▸ **Exercise**: From the listing below, pull out the lines that hold "nazwisko".

▸ **Stored data**:
++++++++

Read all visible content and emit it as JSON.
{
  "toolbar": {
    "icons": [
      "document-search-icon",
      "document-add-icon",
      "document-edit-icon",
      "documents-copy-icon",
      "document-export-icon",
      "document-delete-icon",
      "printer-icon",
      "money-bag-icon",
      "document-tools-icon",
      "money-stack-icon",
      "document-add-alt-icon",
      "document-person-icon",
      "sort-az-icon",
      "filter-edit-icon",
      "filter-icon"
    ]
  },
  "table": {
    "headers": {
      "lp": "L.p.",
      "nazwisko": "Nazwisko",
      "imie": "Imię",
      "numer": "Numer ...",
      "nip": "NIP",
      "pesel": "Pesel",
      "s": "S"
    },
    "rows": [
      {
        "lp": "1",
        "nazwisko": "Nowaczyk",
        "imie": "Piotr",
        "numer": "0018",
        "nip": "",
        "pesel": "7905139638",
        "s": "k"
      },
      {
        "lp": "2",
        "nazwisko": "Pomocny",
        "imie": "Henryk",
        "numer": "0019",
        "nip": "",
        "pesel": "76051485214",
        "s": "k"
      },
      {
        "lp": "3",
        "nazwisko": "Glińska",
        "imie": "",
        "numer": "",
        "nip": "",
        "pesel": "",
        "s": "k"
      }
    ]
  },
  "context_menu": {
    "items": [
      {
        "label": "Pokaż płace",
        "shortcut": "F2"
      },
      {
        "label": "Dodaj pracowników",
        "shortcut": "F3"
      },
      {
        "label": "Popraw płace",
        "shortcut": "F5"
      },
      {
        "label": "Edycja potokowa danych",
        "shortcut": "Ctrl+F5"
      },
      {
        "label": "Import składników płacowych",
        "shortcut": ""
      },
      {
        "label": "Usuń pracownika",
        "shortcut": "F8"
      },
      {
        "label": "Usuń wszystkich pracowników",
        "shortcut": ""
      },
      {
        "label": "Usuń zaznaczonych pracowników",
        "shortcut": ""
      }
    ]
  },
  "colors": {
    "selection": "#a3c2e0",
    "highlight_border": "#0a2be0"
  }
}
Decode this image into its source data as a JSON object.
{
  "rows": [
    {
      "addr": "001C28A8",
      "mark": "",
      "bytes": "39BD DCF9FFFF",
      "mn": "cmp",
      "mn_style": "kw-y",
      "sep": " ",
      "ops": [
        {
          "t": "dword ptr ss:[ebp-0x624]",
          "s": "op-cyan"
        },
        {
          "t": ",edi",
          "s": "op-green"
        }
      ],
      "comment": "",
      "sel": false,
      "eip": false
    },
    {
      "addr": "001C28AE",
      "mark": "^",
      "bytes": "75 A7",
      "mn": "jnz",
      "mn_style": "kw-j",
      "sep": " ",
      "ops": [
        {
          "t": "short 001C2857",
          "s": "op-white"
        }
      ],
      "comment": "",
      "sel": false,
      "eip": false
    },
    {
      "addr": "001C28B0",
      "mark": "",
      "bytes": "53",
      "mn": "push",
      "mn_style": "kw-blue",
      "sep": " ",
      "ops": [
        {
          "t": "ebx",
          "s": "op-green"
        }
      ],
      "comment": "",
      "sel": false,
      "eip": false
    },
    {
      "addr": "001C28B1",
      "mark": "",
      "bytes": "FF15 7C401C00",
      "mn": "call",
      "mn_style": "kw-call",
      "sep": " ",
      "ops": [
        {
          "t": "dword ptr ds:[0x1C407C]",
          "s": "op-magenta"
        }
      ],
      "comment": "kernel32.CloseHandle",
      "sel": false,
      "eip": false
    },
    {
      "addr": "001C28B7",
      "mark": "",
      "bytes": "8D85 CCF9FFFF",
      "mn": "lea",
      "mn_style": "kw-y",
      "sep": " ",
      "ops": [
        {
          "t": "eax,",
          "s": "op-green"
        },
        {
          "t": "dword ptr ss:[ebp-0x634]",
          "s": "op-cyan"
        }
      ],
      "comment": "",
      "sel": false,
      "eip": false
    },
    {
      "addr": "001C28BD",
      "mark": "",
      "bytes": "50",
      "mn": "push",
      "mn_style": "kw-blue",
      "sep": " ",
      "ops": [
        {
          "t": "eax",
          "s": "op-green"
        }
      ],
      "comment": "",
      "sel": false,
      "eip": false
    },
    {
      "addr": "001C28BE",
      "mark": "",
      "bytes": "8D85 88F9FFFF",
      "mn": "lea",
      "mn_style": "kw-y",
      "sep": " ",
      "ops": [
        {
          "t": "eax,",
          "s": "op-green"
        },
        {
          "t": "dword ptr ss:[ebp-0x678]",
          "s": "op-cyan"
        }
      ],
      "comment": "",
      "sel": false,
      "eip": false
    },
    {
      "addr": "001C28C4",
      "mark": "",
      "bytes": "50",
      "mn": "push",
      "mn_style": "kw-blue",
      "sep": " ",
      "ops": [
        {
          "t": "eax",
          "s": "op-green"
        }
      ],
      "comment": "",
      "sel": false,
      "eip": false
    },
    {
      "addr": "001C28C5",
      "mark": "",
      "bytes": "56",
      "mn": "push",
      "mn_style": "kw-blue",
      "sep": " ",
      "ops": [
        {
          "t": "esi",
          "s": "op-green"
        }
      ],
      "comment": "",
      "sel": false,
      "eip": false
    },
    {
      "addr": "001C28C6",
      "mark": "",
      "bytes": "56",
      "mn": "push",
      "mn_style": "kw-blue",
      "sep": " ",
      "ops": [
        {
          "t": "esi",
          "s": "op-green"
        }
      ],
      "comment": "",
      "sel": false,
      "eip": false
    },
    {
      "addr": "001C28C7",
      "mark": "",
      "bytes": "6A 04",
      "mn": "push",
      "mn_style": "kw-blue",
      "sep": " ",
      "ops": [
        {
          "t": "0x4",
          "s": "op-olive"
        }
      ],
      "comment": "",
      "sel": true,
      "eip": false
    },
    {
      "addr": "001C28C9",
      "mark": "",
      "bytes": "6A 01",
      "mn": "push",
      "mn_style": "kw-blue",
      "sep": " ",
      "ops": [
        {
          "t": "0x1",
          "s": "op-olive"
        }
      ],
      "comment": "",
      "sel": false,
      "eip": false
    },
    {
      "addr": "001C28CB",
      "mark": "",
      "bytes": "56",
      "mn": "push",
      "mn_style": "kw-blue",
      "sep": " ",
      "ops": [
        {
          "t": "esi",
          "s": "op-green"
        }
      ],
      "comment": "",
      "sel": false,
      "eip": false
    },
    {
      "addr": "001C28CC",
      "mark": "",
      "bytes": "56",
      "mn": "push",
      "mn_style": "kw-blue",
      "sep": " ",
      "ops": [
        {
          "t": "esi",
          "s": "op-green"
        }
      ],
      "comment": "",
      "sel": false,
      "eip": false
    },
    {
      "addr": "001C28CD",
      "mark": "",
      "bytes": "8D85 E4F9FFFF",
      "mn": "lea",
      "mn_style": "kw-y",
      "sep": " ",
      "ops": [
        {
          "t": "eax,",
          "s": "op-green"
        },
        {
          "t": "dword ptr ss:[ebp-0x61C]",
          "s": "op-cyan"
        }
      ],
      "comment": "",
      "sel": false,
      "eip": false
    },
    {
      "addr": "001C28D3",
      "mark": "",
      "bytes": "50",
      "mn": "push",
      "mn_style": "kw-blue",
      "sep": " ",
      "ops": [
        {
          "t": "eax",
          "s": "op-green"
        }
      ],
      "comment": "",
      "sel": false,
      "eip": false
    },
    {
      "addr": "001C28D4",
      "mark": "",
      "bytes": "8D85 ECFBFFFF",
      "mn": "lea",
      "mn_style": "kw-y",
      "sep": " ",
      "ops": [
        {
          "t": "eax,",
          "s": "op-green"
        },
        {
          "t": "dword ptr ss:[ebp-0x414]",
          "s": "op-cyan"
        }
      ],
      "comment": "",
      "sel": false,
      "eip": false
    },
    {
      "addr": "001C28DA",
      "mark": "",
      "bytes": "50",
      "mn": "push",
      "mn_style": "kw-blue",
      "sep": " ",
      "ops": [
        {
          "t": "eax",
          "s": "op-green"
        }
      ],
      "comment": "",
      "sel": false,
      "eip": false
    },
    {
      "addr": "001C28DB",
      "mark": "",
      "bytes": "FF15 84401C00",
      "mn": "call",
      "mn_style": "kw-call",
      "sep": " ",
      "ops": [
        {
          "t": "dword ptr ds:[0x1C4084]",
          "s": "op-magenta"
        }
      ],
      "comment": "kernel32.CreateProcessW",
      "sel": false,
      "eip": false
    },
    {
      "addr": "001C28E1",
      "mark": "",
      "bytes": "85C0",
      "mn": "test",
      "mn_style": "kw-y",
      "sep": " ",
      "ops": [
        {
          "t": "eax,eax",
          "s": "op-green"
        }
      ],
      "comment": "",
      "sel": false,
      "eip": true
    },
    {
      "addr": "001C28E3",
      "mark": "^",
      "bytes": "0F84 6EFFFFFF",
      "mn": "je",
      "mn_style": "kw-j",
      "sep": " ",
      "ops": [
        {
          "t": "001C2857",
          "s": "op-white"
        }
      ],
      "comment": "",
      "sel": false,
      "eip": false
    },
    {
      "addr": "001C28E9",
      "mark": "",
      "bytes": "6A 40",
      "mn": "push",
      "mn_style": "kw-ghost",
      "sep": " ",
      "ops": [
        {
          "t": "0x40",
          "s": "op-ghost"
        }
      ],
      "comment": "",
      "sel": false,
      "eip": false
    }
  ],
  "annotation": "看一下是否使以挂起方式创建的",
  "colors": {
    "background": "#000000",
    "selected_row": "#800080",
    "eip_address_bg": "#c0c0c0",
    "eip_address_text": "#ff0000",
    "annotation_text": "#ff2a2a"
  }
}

++++++++

▸ **Expected answer**:
      "nazwisko": "Nazwisko",
        "nazwisko": "Nowaczyk",
        "nazwisko": "Pomocny",
        "nazwisko": "Glińska",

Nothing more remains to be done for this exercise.